··· Material provided ···

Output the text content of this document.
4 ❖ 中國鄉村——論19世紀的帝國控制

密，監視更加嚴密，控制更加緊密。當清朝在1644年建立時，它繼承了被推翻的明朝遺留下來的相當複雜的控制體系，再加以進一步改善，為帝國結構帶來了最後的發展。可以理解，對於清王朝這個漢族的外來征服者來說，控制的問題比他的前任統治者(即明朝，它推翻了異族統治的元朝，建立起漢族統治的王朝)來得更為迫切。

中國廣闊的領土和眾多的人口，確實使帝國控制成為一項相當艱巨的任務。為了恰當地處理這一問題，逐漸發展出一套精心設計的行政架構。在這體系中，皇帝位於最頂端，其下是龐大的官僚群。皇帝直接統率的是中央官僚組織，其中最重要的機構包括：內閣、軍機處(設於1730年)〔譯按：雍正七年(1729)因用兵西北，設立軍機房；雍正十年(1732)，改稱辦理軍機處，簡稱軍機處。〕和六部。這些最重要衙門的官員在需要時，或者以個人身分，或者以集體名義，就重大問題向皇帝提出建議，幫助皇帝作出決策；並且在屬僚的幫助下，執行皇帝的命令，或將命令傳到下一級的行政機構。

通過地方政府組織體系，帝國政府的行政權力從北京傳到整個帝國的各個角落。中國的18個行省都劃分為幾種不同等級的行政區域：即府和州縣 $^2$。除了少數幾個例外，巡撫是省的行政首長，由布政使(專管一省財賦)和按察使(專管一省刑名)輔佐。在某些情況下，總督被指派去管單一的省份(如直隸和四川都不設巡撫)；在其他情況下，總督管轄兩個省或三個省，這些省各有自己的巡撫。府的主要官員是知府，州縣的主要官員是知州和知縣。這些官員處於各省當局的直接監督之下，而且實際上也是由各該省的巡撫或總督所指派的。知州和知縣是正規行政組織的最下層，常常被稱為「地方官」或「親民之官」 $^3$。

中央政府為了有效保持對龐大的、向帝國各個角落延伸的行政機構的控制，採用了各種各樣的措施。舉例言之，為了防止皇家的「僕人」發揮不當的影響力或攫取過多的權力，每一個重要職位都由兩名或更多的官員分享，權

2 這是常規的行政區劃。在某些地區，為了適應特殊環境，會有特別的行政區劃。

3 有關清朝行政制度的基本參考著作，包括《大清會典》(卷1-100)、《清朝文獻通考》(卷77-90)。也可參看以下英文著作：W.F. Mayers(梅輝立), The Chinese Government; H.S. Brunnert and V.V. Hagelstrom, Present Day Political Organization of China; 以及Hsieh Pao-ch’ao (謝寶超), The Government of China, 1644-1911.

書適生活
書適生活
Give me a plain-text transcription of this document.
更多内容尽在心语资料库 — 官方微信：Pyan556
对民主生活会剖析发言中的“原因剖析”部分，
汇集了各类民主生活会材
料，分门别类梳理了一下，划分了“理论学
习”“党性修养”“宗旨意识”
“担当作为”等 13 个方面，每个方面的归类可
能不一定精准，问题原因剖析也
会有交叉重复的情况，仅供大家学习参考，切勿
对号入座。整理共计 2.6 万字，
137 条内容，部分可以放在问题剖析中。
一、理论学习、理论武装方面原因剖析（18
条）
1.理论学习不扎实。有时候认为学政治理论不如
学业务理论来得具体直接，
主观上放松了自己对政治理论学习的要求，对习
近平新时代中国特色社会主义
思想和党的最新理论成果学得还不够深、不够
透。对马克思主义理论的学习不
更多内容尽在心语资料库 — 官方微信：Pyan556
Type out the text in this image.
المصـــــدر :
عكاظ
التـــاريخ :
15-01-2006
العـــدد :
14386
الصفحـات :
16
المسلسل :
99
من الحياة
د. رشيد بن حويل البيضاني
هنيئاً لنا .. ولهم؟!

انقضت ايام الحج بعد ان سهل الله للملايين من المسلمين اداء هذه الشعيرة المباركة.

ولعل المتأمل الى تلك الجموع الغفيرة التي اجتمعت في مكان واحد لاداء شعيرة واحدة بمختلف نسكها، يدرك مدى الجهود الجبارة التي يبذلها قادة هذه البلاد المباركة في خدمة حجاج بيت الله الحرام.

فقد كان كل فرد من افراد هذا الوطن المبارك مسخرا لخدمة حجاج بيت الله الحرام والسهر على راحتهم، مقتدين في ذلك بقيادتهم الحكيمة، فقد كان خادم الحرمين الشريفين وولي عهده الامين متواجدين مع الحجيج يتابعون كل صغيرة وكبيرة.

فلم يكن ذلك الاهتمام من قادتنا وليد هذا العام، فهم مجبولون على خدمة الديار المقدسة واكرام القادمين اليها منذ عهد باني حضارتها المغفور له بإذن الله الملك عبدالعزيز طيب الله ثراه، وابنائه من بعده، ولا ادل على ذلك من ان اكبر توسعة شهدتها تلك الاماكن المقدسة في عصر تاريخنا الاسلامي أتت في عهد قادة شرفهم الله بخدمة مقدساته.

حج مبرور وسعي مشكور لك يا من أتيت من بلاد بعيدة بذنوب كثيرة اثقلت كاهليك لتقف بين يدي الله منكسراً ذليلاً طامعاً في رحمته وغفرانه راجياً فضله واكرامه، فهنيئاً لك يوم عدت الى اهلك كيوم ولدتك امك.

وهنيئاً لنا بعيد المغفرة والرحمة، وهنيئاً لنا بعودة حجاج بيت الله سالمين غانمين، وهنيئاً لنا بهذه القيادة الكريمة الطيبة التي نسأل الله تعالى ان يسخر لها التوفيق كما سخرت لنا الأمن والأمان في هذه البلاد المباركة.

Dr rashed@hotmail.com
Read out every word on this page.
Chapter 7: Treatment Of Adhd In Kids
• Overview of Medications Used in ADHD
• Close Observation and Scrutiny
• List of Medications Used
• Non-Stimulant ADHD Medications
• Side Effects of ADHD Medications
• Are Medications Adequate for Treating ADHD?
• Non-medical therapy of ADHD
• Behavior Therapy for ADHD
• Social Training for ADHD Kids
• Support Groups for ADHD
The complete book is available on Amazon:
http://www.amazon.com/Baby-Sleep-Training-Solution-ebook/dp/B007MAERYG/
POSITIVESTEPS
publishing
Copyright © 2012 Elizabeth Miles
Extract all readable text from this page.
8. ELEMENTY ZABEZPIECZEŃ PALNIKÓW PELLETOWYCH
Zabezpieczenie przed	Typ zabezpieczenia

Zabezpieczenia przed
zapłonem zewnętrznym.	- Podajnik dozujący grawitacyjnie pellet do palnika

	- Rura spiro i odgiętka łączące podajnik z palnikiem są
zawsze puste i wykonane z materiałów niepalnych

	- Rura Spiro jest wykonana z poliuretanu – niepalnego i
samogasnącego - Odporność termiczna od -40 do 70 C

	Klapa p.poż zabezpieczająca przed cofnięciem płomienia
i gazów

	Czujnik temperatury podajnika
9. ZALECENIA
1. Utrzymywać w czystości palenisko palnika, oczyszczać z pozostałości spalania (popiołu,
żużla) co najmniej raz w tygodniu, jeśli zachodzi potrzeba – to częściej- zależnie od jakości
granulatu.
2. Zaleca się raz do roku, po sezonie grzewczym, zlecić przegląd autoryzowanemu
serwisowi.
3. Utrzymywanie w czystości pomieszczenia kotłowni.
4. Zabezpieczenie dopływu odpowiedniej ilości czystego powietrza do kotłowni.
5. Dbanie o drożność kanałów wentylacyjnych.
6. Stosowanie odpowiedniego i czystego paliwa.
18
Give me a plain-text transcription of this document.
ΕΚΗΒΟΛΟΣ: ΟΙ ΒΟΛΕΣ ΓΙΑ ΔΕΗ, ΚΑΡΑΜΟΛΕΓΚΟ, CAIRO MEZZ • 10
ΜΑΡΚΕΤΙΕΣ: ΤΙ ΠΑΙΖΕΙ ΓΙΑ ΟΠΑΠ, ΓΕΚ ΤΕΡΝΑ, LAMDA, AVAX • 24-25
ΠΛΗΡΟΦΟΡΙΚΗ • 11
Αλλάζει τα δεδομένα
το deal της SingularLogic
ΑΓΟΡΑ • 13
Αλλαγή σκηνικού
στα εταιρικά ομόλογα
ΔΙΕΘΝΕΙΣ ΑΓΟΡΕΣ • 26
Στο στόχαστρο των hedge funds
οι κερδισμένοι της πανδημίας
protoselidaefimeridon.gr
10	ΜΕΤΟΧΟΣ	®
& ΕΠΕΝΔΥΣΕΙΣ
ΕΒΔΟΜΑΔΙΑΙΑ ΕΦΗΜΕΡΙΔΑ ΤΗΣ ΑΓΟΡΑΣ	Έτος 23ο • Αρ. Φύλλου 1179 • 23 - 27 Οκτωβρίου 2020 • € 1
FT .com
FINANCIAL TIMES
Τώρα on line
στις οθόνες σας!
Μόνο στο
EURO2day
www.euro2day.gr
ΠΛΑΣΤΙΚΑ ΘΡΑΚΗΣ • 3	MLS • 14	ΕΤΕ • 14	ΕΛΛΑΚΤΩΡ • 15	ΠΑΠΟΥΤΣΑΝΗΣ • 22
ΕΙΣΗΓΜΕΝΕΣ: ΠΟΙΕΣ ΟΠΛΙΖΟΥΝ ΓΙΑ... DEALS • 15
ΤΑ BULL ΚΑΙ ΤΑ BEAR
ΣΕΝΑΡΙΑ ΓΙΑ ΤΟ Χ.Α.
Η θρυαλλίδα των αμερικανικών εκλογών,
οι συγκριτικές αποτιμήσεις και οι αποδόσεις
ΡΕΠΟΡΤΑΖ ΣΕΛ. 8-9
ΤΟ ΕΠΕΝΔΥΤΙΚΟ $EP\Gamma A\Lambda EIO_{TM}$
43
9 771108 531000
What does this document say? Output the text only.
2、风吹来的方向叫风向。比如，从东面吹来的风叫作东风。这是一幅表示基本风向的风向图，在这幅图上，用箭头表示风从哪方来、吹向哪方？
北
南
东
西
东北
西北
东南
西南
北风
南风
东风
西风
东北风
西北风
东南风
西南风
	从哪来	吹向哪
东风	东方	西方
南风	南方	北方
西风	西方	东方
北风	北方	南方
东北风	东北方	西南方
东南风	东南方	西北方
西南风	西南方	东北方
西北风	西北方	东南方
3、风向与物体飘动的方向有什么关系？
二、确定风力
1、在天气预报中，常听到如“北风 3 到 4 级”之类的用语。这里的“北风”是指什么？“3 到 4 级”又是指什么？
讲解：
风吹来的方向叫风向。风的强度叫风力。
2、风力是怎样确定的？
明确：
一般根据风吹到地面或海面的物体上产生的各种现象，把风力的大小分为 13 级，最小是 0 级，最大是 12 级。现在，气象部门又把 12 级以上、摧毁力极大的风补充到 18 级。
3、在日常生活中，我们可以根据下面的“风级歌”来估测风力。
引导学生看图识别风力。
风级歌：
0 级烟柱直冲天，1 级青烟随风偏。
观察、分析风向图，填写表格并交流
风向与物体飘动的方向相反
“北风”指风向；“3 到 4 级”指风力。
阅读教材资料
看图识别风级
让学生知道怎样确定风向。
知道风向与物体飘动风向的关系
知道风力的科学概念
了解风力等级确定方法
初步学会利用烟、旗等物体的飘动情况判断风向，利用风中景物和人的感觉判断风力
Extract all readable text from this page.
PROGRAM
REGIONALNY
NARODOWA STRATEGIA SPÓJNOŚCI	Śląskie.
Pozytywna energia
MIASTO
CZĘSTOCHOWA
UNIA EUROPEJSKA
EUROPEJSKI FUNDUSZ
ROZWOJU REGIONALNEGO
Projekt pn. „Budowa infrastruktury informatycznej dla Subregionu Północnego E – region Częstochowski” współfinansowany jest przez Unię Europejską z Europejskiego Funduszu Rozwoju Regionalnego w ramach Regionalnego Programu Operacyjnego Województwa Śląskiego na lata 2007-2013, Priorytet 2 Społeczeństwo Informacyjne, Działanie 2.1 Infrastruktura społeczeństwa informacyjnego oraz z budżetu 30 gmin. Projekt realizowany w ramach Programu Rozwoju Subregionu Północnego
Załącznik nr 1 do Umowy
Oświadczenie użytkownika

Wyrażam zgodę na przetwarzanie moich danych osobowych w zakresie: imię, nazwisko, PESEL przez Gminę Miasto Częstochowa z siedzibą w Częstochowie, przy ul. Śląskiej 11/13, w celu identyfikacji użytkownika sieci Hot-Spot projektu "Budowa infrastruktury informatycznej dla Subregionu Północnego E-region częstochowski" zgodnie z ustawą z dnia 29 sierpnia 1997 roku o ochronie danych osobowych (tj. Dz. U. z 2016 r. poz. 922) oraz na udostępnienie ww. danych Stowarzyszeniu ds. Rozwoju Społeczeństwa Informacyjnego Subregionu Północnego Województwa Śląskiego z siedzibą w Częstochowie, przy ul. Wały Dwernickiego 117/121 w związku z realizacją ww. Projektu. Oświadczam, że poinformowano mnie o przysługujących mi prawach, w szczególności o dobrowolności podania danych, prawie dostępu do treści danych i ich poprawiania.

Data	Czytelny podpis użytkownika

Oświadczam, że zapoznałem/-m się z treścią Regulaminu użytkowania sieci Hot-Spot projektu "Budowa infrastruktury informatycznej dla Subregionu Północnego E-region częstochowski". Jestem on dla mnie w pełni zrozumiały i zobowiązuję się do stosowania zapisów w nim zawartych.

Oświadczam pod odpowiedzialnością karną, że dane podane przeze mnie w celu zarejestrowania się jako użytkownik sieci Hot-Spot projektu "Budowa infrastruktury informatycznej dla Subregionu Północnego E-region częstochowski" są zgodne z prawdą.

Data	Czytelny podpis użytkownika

···

▶ Task directions: Tally how many lines of the data include the word "المباركة". Write the number and nothing else.

▶ Task result: 3